## DATA
┌──
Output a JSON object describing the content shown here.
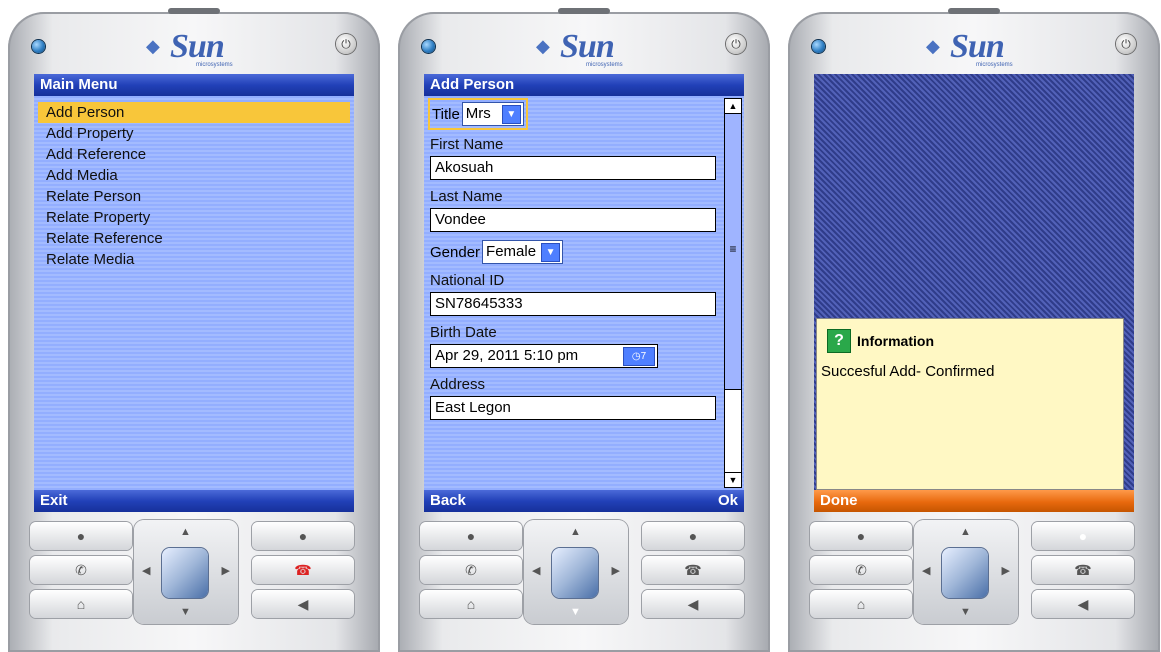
{
  "brand": {
    "name": "Sun",
    "sub": "microsystems"
  },
  "phone1": {
    "title": "Main Menu",
    "items": [
      "Add Person",
      "Add Property",
      "Add Reference",
      "Add Media",
      "Relate Person",
      "Relate Property",
      "Relate Reference",
      "Relate Media"
    ],
    "selected": "Add Person",
    "softkey_left": "Exit"
  },
  "phone2": {
    "title": "Add Person",
    "title_label": "Title",
    "title_value": "Mrs",
    "first_name_label": "First Name",
    "first_name_value": "Akosuah",
    "last_name_label": "Last Name",
    "last_name_value": "Vondee",
    "gender_label": "Gender",
    "gender_value": "Female",
    "national_id_label": "National ID",
    "national_id_value": "SN78645333",
    "birth_date_label": "Birth Date",
    "birth_date_value": "Apr 29, 2011 5:10 pm",
    "address_label": "Address",
    "address_value": "East Legon",
    "softkey_left": "Back",
    "softkey_right": "Ok"
  },
  "phone3": {
    "alert_title": "Information",
    "alert_message": "Succesful Add- Confirmed",
    "softkey_left": "Done"
  },
  "icons": [
    "power-icon",
    "up-arrow-icon",
    "down-arrow-icon",
    "left-arrow-icon",
    "right-arrow-icon",
    "call-icon",
    "end-call-icon",
    "home-icon",
    "back-icon",
    "calendar-icon",
    "question-icon"
  ],
  "colors": {
    "titlebar": "#2241b8",
    "form_bg": "#93aeff",
    "selection": "#f8c63a",
    "alert_bg": "#fff8c4",
    "alert_bar": "#e8690e"
  }
}
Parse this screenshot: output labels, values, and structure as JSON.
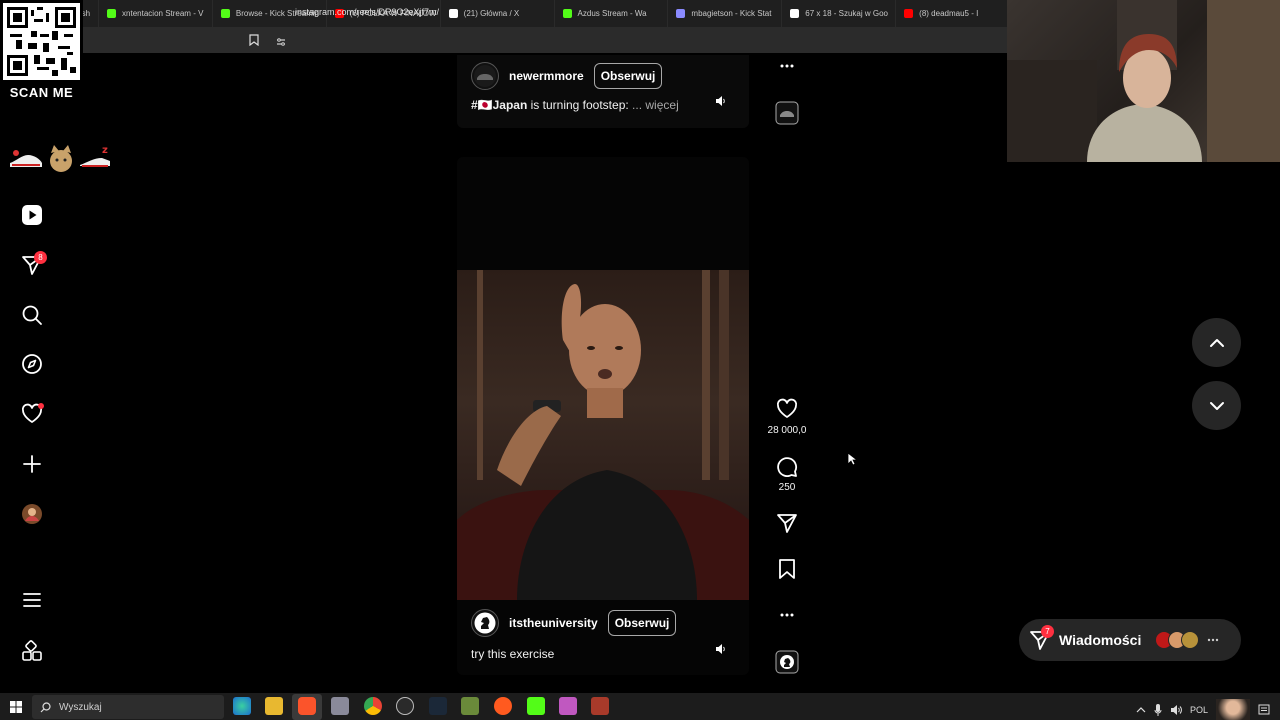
{
  "browser": {
    "tabs": [
      {
        "label": "Dash",
        "color": "#4a4a4a"
      },
      {
        "label": "xntentacion Stream - V",
        "color": "#53fc18"
      },
      {
        "label": "Browse - Kick Streamin",
        "color": "#53fc18"
      },
      {
        "label": "(6) POLKA W FINAŁOW",
        "color": "#ff0000"
      },
      {
        "label": "(21) Główna / X",
        "color": "#ffffff"
      },
      {
        "label": "Azdus Stream - Wa",
        "color": "#53fc18"
      },
      {
        "label": "mbagietson - Kick Stat",
        "color": "#8a8aff"
      },
      {
        "label": "67 x 18 - Szukaj w Goo",
        "color": "#ffffff"
      },
      {
        "label": "(8) deadmau5 - I",
        "color": "#ff0000"
      }
    ],
    "url": "instagram.com/reels/DR9O2eXjf7m/"
  },
  "qr": {
    "label": "SCAN ME"
  },
  "nav": {
    "notifications_badge": "8"
  },
  "reel_top": {
    "username": "newermmore",
    "follow_label": "Obserwuj",
    "hashtag": "#🇯🇵Japan",
    "caption": "is turning footstep:",
    "more_label": "... więcej"
  },
  "reel_main": {
    "username": "itstheuniversity",
    "follow_label": "Obserwuj",
    "caption": "try this exercise"
  },
  "actions": {
    "likes": "28 000,0",
    "comments": "250"
  },
  "messages": {
    "label": "Wiadomości",
    "badge": "7"
  },
  "taskbar": {
    "search_placeholder": "Wyszukaj",
    "lang": "POL"
  },
  "colors": {
    "accent_badge": "#ff3040",
    "surface": "#262626"
  }
}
└──
## TASK STATEMENT
In this exercise, set down all of the data exactly, without the pictures.

## THE COMPLETED TASK
Output a JSON object describing the content shown here.
{
  "brand": {
    "name": "Sun",
    "sub": "microsystems"
  },
  "phone1": {
    "title": "Main Menu",
    "items": [
      "Add Person",
      "Add Property",
      "Add Reference",
      "Add Media",
      "Relate Person",
      "Relate Property",
      "Relate Reference",
      "Relate Media"
    ],
    "selected": "Add Person",
    "softkey_left": "Exit"
  },
  "phone2": {
    "title": "Add Person",
    "title_label": "Title",
    "title_value": "Mrs",
    "first_name_label": "First Name",
    "first_name_value": "Akosuah",
    "last_name_label": "Last Name",
    "last_name_value": "Vondee",
    "gender_label": "Gender",
    "gender_value": "Female",
    "national_id_label": "National ID",
    "national_id_value": "SN78645333",
    "birth_date_label": "Birth Date",
    "birth_date_value": "Apr 29, 2011 5:10 pm",
    "address_label": "Address",
    "address_value": "East Legon",
    "softkey_left": "Back",
    "softkey_right": "Ok"
  },
  "phone3": {
    "alert_title": "Information",
    "alert_message": "Succesful Add- Confirmed",
    "softkey_left": "Done"
  },
  "icons": [
    "power-icon",
    "up-arrow-icon",
    "down-arrow-icon",
    "left-arrow-icon",
    "right-arrow-icon",
    "call-icon",
    "end-call-icon",
    "home-icon",
    "back-icon",
    "calendar-icon",
    "question-icon"
  ],
  "colors": {
    "titlebar": "#2241b8",
    "form_bg": "#93aeff",
    "selection": "#f8c63a",
    "alert_bg": "#fff8c4",
    "alert_bar": "#e8690e"
  }
}
Parse this screenshot: output labels, values, and structure as JSON.
{
  "browser": {
    "tabs": [
      {
        "label": "Dash",
        "color": "#4a4a4a"
      },
      {
        "label": "xntentacion Stream - V",
        "color": "#53fc18"
      },
      {
        "label": "Browse - Kick Streamin",
        "color": "#53fc18"
      },
      {
        "label": "(6) POLKA W FINAŁOW",
        "color": "#ff0000"
      },
      {
        "label": "(21) Główna / X",
        "color": "#ffffff"
      },
      {
        "label": "Azdus Stream - Wa",
        "color": "#53fc18"
      },
      {
        "label": "mbagietson - Kick Stat",
        "color": "#8a8aff"
      },
      {
        "label": "67 x 18 - Szukaj w Goo",
        "color": "#ffffff"
      },
      {
        "label": "(8) deadmau5 - I",
        "color": "#ff0000"
      }
    ],
    "url": "instagram.com/reels/DR9O2eXjf7m/"
  },
  "qr": {
    "label": "SCAN ME"
  },
  "nav": {
    "notifications_badge": "8"
  },
  "reel_top": {
    "username": "newermmore",
    "follow_label": "Obserwuj",
    "hashtag": "#🇯🇵Japan",
    "caption": "is turning footstep:",
    "more_label": "... więcej"
  },
  "reel_main": {
    "username": "itstheuniversity",
    "follow_label": "Obserwuj",
    "caption": "try this exercise"
  },
  "actions": {
    "likes": "28 000,0",
    "comments": "250"
  },
  "messages": {
    "label": "Wiadomości",
    "badge": "7"
  },
  "taskbar": {
    "search_placeholder": "Wyszukaj",
    "lang": "POL"
  },
  "colors": {
    "accent_badge": "#ff3040",
    "surface": "#262626"
  }
}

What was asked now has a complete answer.